> **Job**
Scan the entries below and extract each line with the word "this" in it.

> **Records to use**
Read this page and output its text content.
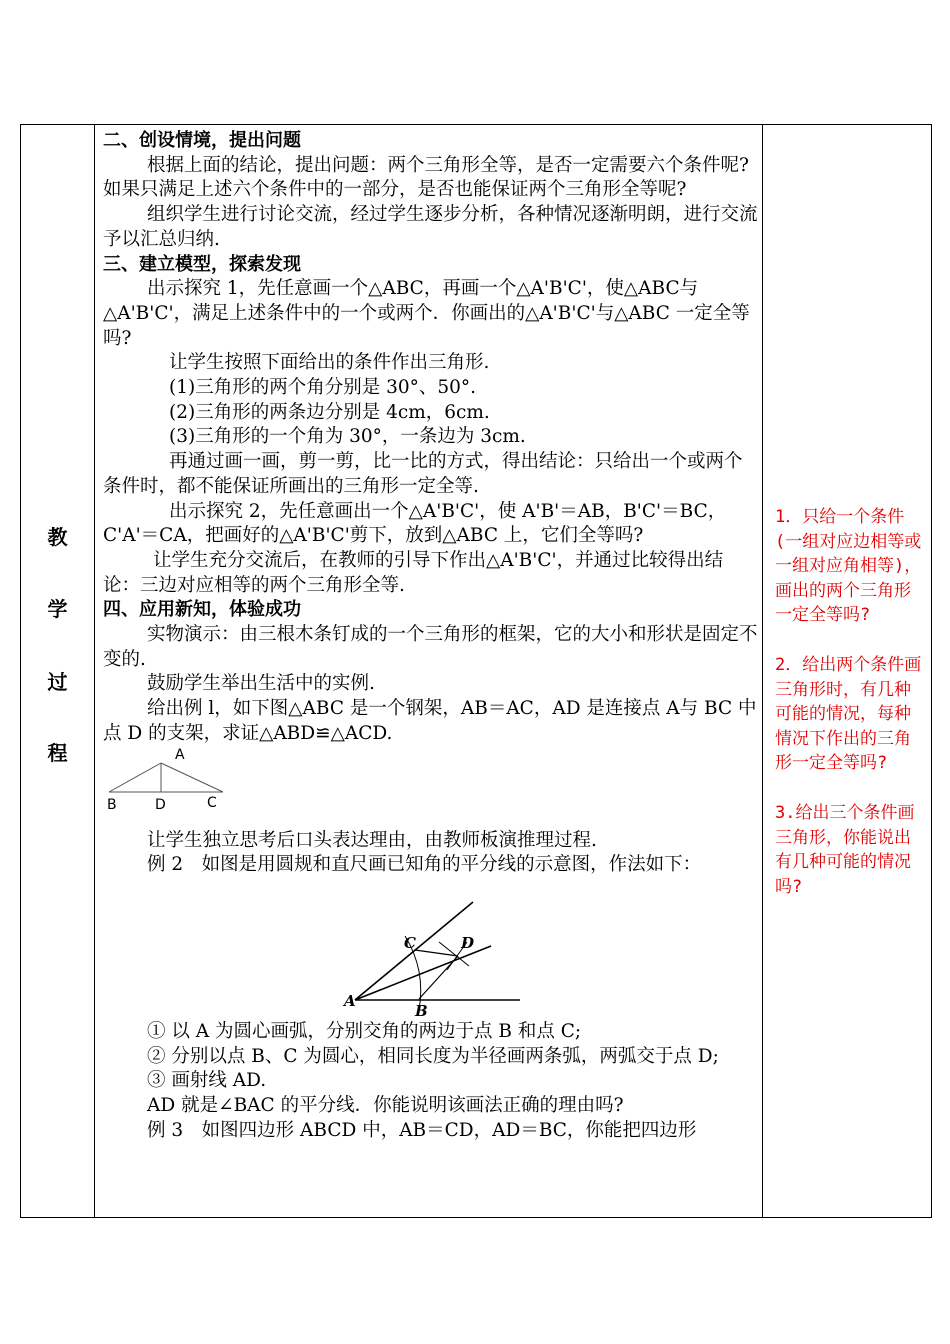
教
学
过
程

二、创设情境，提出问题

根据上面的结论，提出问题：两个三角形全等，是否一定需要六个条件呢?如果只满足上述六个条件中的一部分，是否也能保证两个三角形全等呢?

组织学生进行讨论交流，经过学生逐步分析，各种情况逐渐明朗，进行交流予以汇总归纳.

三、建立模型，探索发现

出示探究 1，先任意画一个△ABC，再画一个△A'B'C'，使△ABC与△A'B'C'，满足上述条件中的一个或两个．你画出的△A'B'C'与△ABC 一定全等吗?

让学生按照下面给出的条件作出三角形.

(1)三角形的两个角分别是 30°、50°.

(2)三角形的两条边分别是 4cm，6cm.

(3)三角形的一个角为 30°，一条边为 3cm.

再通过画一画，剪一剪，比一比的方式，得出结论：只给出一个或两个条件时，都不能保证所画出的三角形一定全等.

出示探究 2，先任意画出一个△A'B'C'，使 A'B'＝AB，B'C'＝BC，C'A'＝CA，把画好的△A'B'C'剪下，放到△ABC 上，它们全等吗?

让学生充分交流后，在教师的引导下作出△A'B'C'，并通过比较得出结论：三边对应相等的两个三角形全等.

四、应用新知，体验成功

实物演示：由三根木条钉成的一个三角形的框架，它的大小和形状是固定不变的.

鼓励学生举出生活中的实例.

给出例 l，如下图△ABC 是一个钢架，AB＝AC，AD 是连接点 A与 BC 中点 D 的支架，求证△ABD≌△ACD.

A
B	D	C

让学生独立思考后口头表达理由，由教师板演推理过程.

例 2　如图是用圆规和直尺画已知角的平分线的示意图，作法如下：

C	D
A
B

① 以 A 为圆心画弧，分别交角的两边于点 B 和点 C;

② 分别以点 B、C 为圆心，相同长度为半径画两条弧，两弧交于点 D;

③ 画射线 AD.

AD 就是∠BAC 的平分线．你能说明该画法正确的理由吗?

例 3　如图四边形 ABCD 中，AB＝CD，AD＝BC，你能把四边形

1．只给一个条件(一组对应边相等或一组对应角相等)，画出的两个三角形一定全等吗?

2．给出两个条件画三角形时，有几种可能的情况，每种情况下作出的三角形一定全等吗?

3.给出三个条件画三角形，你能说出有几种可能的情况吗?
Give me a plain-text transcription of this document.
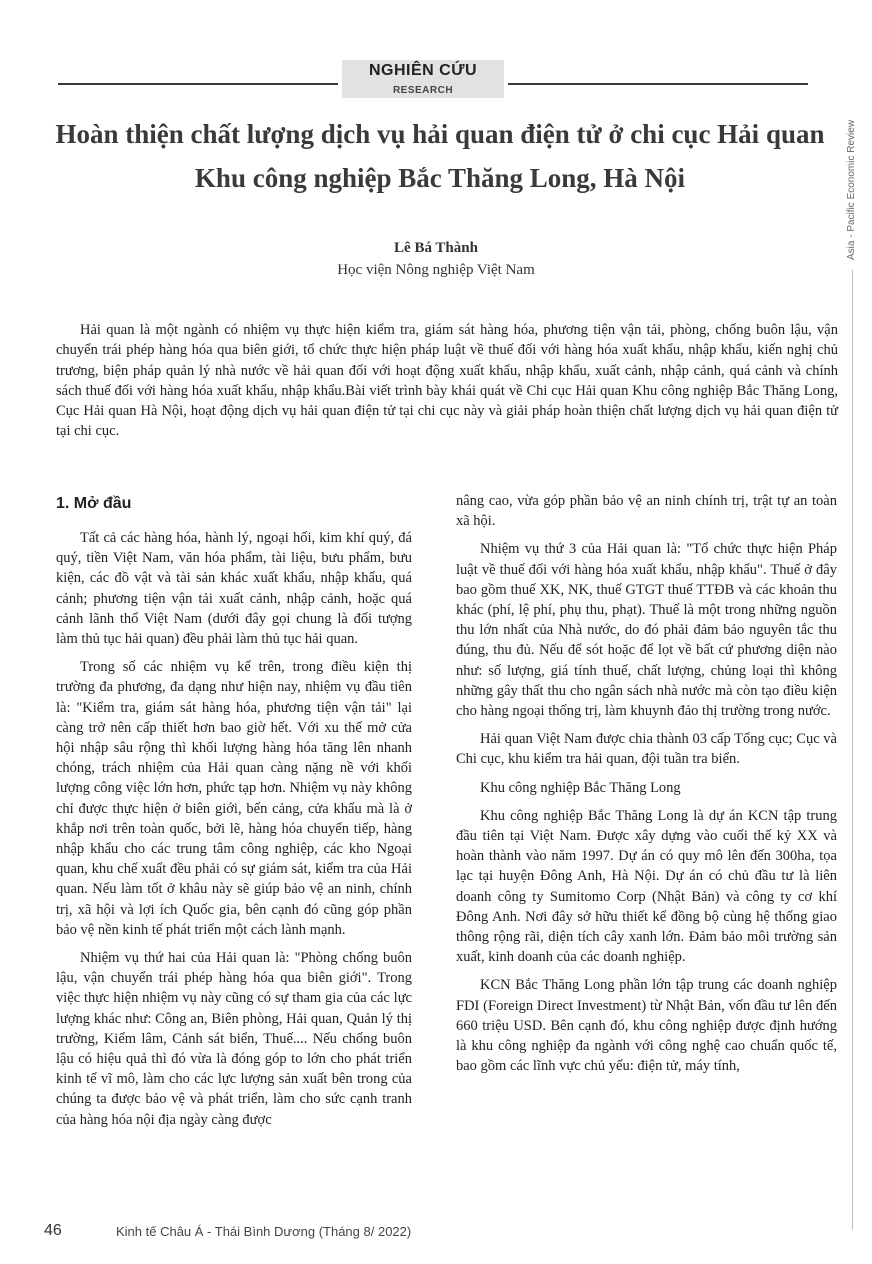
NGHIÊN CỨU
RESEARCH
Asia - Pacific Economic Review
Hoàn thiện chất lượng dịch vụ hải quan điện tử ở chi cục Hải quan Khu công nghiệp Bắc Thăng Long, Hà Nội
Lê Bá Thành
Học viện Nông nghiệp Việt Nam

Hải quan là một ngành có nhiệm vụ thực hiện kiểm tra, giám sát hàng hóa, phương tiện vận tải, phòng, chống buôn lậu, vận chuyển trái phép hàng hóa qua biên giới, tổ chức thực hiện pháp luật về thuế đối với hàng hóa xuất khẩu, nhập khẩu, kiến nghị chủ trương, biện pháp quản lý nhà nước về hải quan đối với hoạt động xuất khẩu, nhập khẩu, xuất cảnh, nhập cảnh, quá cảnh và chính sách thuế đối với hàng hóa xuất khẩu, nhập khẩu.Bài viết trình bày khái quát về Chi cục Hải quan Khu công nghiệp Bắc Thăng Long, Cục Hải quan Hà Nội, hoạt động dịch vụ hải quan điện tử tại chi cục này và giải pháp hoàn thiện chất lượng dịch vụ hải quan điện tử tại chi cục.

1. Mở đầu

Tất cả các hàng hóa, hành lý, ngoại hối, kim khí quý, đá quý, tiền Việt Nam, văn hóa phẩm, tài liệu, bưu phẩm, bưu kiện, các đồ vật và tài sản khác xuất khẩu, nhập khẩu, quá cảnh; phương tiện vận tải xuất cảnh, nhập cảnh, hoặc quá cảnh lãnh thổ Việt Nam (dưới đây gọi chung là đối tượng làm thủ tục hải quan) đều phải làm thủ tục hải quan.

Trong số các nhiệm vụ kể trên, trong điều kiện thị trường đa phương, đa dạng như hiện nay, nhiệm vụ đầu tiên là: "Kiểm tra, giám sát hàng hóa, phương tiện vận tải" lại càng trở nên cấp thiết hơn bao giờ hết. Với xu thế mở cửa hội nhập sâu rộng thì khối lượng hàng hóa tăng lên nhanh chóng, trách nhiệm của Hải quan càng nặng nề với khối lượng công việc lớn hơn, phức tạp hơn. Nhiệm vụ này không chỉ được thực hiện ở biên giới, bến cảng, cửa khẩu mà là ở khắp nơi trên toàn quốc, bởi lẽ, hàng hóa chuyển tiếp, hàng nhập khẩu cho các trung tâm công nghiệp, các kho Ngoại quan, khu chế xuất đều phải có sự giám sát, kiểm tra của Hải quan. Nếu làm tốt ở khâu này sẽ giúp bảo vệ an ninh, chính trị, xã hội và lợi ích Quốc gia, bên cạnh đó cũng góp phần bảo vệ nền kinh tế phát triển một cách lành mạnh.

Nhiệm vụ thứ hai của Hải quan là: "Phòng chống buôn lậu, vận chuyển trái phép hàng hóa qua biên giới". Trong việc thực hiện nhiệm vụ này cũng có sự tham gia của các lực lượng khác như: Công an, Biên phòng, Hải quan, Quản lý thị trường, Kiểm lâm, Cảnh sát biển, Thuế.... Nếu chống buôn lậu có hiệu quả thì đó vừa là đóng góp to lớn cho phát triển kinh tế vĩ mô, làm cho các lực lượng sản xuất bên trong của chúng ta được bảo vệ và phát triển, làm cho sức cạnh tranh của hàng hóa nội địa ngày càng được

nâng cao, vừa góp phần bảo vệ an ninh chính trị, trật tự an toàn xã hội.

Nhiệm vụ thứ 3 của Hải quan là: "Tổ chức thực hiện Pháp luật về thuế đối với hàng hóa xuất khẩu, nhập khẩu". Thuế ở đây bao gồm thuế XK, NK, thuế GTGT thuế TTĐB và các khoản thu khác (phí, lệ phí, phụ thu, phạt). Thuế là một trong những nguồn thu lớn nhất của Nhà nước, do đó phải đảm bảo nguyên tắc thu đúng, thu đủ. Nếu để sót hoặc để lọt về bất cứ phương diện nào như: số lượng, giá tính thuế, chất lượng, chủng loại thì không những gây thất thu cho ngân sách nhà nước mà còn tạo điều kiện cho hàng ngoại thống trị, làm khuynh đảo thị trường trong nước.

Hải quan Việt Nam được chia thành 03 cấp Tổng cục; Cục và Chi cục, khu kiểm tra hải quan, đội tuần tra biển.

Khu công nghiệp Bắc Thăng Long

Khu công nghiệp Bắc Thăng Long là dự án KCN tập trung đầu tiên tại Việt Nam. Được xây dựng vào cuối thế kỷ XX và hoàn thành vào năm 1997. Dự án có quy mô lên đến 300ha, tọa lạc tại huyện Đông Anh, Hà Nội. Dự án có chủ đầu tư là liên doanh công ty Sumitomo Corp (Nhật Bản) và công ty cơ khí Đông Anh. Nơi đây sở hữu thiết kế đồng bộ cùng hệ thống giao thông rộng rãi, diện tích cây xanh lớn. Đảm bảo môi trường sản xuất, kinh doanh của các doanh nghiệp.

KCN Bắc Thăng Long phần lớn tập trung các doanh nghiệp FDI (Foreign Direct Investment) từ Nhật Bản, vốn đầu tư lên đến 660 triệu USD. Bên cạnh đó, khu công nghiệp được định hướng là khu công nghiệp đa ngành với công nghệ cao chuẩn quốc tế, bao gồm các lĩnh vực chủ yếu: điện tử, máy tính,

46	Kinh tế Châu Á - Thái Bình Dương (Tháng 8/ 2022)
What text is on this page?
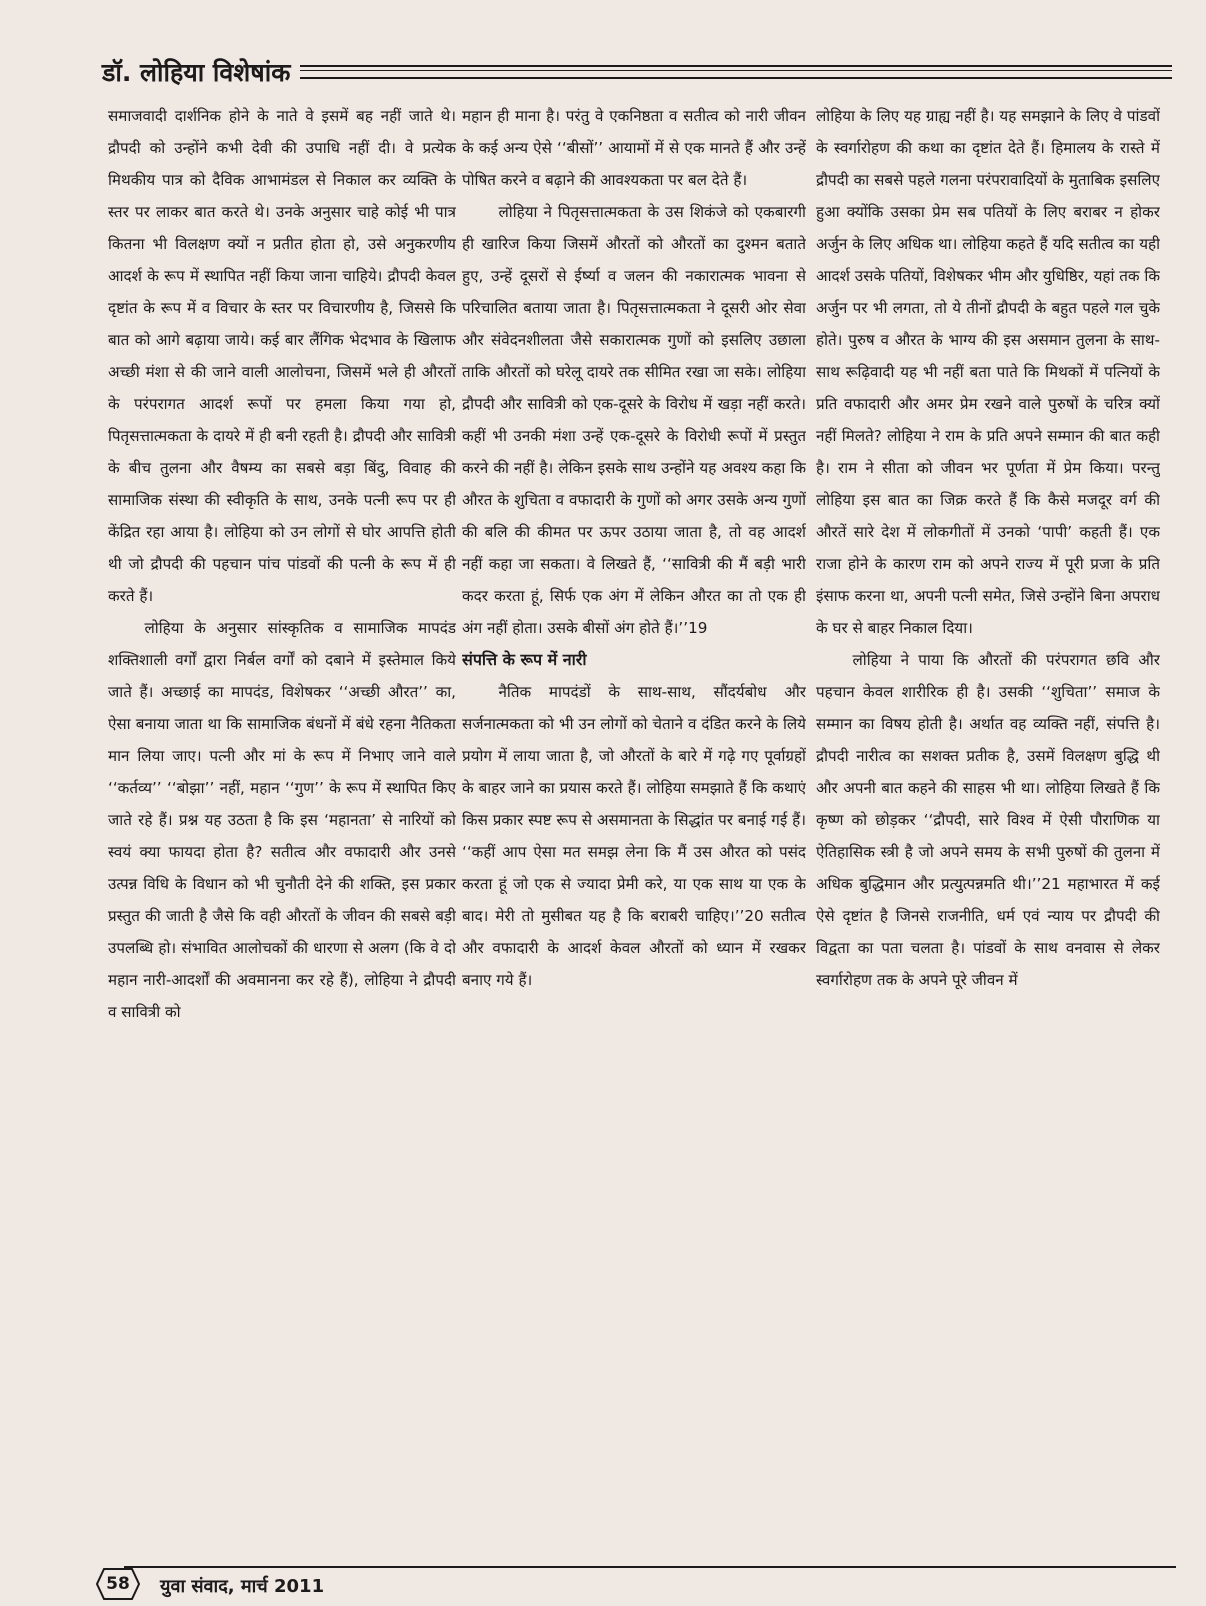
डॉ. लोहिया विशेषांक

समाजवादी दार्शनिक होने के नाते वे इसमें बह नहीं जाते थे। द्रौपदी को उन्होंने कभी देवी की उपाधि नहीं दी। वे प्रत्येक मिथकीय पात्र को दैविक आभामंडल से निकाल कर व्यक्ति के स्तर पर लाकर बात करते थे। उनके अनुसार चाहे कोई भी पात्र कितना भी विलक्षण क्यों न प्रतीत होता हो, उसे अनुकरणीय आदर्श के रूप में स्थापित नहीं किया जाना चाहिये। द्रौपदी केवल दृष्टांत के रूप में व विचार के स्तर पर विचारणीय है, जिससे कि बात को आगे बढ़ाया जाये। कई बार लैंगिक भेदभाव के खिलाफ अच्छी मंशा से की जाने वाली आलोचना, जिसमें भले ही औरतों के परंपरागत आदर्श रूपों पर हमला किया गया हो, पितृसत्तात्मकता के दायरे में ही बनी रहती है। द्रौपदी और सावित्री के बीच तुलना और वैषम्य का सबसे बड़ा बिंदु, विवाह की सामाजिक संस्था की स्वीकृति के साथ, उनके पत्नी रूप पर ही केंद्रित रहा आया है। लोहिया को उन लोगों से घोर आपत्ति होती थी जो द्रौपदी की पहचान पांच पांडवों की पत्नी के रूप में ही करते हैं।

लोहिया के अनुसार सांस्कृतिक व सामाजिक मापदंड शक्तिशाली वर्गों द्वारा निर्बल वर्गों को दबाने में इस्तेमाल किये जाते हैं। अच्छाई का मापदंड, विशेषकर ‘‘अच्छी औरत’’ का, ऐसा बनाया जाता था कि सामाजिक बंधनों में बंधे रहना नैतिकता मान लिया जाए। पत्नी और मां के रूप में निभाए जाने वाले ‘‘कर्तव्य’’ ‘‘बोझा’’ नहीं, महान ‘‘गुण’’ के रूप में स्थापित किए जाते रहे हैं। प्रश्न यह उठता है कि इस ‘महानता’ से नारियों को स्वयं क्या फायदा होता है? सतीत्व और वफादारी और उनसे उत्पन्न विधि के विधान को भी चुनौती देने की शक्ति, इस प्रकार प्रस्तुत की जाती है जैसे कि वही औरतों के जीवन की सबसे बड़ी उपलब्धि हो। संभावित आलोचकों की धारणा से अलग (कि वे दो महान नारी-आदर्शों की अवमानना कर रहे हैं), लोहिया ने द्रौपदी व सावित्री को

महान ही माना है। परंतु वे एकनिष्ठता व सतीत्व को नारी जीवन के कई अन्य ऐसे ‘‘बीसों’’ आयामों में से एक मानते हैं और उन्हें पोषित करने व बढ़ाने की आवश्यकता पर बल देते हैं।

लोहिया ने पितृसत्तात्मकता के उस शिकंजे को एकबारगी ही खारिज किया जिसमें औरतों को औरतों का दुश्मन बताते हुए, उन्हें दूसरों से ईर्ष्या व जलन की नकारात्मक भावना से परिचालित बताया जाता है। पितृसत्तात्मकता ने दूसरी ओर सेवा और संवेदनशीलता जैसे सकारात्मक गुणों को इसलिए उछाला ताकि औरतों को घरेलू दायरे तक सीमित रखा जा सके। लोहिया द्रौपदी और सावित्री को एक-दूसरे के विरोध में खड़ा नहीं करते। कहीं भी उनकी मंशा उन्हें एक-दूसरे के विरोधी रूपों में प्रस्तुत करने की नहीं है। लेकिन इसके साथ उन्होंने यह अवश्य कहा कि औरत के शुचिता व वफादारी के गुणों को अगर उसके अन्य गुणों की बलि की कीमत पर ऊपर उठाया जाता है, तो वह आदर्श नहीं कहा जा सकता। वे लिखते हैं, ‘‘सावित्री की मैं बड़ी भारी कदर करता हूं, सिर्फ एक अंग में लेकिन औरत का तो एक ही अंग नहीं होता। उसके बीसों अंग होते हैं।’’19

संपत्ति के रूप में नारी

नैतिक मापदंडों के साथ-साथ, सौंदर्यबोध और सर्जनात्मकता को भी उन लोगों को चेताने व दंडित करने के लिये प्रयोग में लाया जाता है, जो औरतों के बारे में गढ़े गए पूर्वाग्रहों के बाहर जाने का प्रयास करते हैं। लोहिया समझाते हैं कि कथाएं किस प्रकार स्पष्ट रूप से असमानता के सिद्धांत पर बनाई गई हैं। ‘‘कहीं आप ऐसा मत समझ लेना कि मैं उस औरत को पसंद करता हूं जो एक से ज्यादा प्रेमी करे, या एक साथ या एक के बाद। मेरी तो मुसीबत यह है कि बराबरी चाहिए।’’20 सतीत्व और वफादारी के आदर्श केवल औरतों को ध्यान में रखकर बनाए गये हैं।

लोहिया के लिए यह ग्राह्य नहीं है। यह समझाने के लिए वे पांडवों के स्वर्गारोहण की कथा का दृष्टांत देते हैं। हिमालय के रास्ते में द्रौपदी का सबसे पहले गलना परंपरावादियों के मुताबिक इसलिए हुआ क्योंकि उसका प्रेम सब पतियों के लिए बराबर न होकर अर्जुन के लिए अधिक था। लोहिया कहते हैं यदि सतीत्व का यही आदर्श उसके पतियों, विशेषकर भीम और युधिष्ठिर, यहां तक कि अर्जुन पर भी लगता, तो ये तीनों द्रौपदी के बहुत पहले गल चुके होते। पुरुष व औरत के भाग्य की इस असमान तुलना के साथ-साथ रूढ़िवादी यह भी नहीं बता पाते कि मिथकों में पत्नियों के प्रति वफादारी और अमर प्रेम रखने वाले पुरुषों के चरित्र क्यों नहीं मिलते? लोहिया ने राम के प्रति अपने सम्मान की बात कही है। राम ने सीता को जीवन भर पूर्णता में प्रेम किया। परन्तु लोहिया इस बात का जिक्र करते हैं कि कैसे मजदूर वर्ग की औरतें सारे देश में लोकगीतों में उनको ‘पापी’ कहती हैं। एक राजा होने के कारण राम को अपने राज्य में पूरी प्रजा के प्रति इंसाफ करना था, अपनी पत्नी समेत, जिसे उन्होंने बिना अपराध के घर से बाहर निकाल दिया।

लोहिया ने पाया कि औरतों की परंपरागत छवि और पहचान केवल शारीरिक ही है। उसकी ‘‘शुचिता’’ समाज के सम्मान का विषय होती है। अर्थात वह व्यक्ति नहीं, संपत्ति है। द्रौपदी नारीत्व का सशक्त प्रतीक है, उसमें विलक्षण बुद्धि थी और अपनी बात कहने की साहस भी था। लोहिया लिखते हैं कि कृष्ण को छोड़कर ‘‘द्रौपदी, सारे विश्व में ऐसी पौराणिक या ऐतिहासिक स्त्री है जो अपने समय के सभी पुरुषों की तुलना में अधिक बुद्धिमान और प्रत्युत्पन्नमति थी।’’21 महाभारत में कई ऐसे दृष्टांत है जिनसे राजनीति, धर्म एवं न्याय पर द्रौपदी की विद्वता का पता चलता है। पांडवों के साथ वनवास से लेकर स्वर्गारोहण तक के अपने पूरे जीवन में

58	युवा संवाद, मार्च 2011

> **Answer to the task**
Read this page and output its text content.
Give me a plain-text transcription of this document.
What text is on this page?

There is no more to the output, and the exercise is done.